* [WORK TO BE COMPLETED]
Transcribe all of the material exactly.
## Start
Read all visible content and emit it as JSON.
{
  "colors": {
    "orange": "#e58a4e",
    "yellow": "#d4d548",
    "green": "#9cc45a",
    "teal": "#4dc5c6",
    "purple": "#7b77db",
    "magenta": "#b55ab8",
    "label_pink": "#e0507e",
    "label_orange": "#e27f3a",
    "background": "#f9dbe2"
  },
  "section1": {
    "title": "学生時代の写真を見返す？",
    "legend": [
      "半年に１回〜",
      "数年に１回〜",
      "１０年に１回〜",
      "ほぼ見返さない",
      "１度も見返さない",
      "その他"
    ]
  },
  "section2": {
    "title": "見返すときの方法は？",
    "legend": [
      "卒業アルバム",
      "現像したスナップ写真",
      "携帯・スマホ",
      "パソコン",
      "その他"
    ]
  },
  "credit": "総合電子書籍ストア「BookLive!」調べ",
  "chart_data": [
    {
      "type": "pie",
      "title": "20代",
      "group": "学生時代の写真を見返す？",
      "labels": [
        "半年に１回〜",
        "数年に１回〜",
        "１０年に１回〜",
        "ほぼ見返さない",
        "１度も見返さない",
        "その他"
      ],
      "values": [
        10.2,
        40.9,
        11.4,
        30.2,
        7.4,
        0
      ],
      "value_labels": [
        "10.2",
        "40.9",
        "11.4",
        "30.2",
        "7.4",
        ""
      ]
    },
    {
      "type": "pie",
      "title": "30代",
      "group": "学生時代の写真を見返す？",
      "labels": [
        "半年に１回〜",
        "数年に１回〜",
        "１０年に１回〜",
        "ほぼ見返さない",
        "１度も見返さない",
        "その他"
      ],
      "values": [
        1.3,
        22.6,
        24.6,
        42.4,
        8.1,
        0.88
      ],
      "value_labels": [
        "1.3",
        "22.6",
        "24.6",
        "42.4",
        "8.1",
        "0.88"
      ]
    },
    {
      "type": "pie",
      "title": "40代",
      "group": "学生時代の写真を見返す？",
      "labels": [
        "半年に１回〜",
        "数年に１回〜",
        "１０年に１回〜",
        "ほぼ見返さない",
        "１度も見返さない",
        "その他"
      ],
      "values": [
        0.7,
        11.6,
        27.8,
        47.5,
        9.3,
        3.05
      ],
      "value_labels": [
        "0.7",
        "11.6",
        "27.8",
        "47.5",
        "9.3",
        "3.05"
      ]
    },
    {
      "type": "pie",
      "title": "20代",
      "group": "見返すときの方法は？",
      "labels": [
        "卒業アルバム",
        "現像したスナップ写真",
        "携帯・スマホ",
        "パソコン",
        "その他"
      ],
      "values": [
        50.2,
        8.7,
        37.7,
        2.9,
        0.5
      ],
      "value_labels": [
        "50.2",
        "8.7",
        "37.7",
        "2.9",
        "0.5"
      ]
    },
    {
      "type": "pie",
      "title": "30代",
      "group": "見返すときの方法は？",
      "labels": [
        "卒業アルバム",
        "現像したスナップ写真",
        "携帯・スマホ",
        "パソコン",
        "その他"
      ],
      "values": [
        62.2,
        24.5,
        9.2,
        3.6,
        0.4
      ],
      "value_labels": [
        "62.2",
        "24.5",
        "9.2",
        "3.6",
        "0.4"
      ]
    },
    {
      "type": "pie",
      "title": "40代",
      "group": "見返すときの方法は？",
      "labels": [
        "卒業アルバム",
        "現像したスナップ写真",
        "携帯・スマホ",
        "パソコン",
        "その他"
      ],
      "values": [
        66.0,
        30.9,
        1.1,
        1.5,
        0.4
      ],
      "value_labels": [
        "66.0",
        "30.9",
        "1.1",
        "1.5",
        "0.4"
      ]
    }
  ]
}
## End
* [RESPONSE FOR THIS EXERCISE]
Read all visible content and emit it as JSON.
{
  "colors": {
    "orange": "#e58a4e",
    "yellow": "#d4d548",
    "green": "#9cc45a",
    "teal": "#4dc5c6",
    "purple": "#7b77db",
    "magenta": "#b55ab8",
    "label_pink": "#e0507e",
    "label_orange": "#e27f3a",
    "background": "#f9dbe2"
  },
  "section1": {
    "title": "学生時代の写真を見返す？",
    "legend": [
      "半年に１回〜",
      "数年に１回〜",
      "１０年に１回〜",
      "ほぼ見返さない",
      "１度も見返さない",
      "その他"
    ]
  },
  "section2": {
    "title": "見返すときの方法は？",
    "legend": [
      "卒業アルバム",
      "現像したスナップ写真",
      "携帯・スマホ",
      "パソコン",
      "その他"
    ]
  },
  "credit": "総合電子書籍ストア「BookLive!」調べ",
  "chart_data": [
    {
      "type": "pie",
      "title": "20代",
      "group": "学生時代の写真を見返す？",
      "labels": [
        "半年に１回〜",
        "数年に１回〜",
        "１０年に１回〜",
        "ほぼ見返さない",
        "１度も見返さない",
        "その他"
      ],
      "values": [
        10.2,
        40.9,
        11.4,
        30.2,
        7.4,
        0
      ],
      "value_labels": [
        "10.2",
        "40.9",
        "11.4",
        "30.2",
        "7.4",
        ""
      ]
    },
    {
      "type": "pie",
      "title": "30代",
      "group": "学生時代の写真を見返す？",
      "labels": [
        "半年に１回〜",
        "数年に１回〜",
        "１０年に１回〜",
        "ほぼ見返さない",
        "１度も見返さない",
        "その他"
      ],
      "values": [
        1.3,
        22.6,
        24.6,
        42.4,
        8.1,
        0.88
      ],
      "value_labels": [
        "1.3",
        "22.6",
        "24.6",
        "42.4",
        "8.1",
        "0.88"
      ]
    },
    {
      "type": "pie",
      "title": "40代",
      "group": "学生時代の写真を見返す？",
      "labels": [
        "半年に１回〜",
        "数年に１回〜",
        "１０年に１回〜",
        "ほぼ見返さない",
        "１度も見返さない",
        "その他"
      ],
      "values": [
        0.7,
        11.6,
        27.8,
        47.5,
        9.3,
        3.05
      ],
      "value_labels": [
        "0.7",
        "11.6",
        "27.8",
        "47.5",
        "9.3",
        "3.05"
      ]
    },
    {
      "type": "pie",
      "title": "20代",
      "group": "見返すときの方法は？",
      "labels": [
        "卒業アルバム",
        "現像したスナップ写真",
        "携帯・スマホ",
        "パソコン",
        "その他"
      ],
      "values": [
        50.2,
        8.7,
        37.7,
        2.9,
        0.5
      ],
      "value_labels": [
        "50.2",
        "8.7",
        "37.7",
        "2.9",
        "0.5"
      ]
    },
    {
      "type": "pie",
      "title": "30代",
      "group": "見返すときの方法は？",
      "labels": [
        "卒業アルバム",
        "現像したスナップ写真",
        "携帯・スマホ",
        "パソコン",
        "その他"
      ],
      "values": [
        62.2,
        24.5,
        9.2,
        3.6,
        0.4
      ],
      "value_labels": [
        "62.2",
        "24.5",
        "9.2",
        "3.6",
        "0.4"
      ]
    },
    {
      "type": "pie",
      "title": "40代",
      "group": "見返すときの方法は？",
      "labels": [
        "卒業アルバム",
        "現像したスナップ写真",
        "携帯・スマホ",
        "パソコン",
        "その他"
      ],
      "values": [
        66.0,
        30.9,
        1.1,
        1.5,
        0.4
      ],
      "value_labels": [
        "66.0",
        "30.9",
        "1.1",
        "1.5",
        "0.4"
      ]
    }
  ]
}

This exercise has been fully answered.